◆ **Goal**
Tally the lines that include "помощников". Output the number only.
** BEGIN Given data **
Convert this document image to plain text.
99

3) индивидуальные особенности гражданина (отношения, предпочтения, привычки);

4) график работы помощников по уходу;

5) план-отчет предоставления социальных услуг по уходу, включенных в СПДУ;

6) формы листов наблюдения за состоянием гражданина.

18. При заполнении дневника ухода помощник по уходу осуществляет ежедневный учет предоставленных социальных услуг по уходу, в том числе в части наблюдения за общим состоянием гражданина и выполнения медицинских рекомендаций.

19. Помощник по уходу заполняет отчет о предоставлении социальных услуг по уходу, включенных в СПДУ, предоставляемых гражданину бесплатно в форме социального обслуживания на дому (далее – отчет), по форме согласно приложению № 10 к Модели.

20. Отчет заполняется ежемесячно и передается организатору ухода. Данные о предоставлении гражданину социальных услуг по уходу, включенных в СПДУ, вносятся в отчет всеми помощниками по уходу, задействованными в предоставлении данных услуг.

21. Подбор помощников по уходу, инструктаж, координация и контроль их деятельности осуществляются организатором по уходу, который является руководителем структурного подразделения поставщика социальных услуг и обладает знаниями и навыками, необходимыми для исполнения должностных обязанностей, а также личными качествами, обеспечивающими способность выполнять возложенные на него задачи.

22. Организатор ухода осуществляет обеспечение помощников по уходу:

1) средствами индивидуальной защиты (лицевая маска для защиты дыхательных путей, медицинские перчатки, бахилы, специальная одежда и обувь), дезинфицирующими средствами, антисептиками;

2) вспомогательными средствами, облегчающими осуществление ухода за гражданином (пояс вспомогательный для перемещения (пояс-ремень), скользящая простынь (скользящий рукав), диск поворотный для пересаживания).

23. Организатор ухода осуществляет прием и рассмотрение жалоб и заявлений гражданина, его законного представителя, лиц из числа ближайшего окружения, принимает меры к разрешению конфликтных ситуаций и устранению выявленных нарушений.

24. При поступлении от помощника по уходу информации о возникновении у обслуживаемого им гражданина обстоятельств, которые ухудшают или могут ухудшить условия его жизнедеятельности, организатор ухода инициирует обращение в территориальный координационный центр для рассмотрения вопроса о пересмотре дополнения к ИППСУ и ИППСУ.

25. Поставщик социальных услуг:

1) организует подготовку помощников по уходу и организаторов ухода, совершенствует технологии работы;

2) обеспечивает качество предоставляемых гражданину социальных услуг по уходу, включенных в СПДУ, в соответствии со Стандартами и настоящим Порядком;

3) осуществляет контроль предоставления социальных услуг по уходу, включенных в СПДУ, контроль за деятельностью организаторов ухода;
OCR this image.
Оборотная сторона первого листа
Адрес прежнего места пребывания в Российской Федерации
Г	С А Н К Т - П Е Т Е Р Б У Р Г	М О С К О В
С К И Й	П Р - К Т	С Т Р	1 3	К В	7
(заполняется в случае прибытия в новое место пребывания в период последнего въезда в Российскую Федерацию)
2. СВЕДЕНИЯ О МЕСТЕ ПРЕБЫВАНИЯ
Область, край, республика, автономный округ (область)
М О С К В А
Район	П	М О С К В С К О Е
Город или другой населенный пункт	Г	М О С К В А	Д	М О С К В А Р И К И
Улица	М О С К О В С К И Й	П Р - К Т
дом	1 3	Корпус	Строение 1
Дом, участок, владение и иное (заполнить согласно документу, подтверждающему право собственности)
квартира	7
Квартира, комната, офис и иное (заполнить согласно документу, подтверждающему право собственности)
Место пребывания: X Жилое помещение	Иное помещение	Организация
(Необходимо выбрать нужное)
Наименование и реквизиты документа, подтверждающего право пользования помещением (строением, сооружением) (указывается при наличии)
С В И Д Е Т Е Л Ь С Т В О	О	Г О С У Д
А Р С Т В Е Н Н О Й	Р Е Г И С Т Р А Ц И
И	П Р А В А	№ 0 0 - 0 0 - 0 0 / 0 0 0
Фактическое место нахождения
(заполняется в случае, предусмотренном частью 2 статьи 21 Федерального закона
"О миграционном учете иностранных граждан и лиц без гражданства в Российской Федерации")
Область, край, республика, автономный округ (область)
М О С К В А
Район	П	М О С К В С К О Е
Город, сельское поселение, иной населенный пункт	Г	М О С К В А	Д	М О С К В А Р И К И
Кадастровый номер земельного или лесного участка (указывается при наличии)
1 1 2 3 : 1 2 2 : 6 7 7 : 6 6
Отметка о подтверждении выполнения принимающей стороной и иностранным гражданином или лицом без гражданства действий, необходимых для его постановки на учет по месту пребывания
** END Given data **
◆ **Solution for this problem**
4